- WORK INSTRUCTION
Set it all down exactly, every record and every line.

- PROVIDED ENTRIES
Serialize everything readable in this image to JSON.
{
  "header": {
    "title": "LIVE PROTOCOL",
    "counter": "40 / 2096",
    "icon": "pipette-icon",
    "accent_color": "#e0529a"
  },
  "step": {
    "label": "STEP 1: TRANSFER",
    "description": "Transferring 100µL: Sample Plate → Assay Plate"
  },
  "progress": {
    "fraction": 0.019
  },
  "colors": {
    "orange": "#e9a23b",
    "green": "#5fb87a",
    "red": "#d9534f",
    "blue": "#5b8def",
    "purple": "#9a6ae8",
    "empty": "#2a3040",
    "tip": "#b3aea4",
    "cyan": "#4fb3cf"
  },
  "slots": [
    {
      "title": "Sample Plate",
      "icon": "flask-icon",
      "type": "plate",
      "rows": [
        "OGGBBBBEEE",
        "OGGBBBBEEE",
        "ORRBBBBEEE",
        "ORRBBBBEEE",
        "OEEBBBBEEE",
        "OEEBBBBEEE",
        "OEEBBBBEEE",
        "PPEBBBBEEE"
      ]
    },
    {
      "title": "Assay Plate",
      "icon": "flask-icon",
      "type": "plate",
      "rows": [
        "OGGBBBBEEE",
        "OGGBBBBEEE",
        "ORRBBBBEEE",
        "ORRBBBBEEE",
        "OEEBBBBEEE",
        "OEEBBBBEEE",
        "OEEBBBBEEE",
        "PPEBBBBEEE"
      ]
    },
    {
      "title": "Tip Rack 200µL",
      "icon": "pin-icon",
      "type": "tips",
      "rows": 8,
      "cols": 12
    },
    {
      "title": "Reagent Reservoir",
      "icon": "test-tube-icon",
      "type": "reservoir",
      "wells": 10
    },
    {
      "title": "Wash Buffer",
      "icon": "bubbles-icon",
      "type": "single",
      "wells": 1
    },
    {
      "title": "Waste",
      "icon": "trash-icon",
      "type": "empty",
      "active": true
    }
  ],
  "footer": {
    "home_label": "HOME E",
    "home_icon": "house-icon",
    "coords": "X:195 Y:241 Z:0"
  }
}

- SOLUTION TO THE EXERCISE
Serialize everything readable in this image to JSON.
{
  "header": {
    "title": "LIVE PROTOCOL",
    "counter": "40 / 2096",
    "icon": "pipette-icon",
    "accent_color": "#e0529a"
  },
  "step": {
    "label": "STEP 1: TRANSFER",
    "description": "Transferring 100µL: Sample Plate → Assay Plate"
  },
  "progress": {
    "fraction": 0.019
  },
  "colors": {
    "orange": "#e9a23b",
    "green": "#5fb87a",
    "red": "#d9534f",
    "blue": "#5b8def",
    "purple": "#9a6ae8",
    "empty": "#2a3040",
    "tip": "#b3aea4",
    "cyan": "#4fb3cf"
  },
  "slots": [
    {
      "title": "Sample Plate",
      "icon": "flask-icon",
      "type": "plate",
      "rows": [
        "OGGBBBBEEE",
        "OGGBBBBEEE",
        "ORRBBBBEEE",
        "ORRBBBBEEE",
        "OEEBBBBEEE",
        "OEEBBBBEEE",
        "OEEBBBBEEE",
        "PPEBBBBEEE"
      ]
    },
    {
      "title": "Assay Plate",
      "icon": "flask-icon",
      "type": "plate",
      "rows": [
        "OGGBBBBEEE",
        "OGGBBBBEEE",
        "ORRBBBBEEE",
        "ORRBBBBEEE",
        "OEEBBBBEEE",
        "OEEBBBBEEE",
        "OEEBBBBEEE",
        "PPEBBBBEEE"
      ]
    },
    {
      "title": "Tip Rack 200µL",
      "icon": "pin-icon",
      "type": "tips",
      "rows": 8,
      "cols": 12
    },
    {
      "title": "Reagent Reservoir",
      "icon": "test-tube-icon",
      "type": "reservoir",
      "wells": 10
    },
    {
      "title": "Wash Buffer",
      "icon": "bubbles-icon",
      "type": "single",
      "wells": 1
    },
    {
      "title": "Waste",
      "icon": "trash-icon",
      "type": "empty",
      "active": true
    }
  ],
  "footer": {
    "home_label": "HOME E",
    "home_icon": "house-icon",
    "coords": "X:195 Y:241 Z:0"
  }
}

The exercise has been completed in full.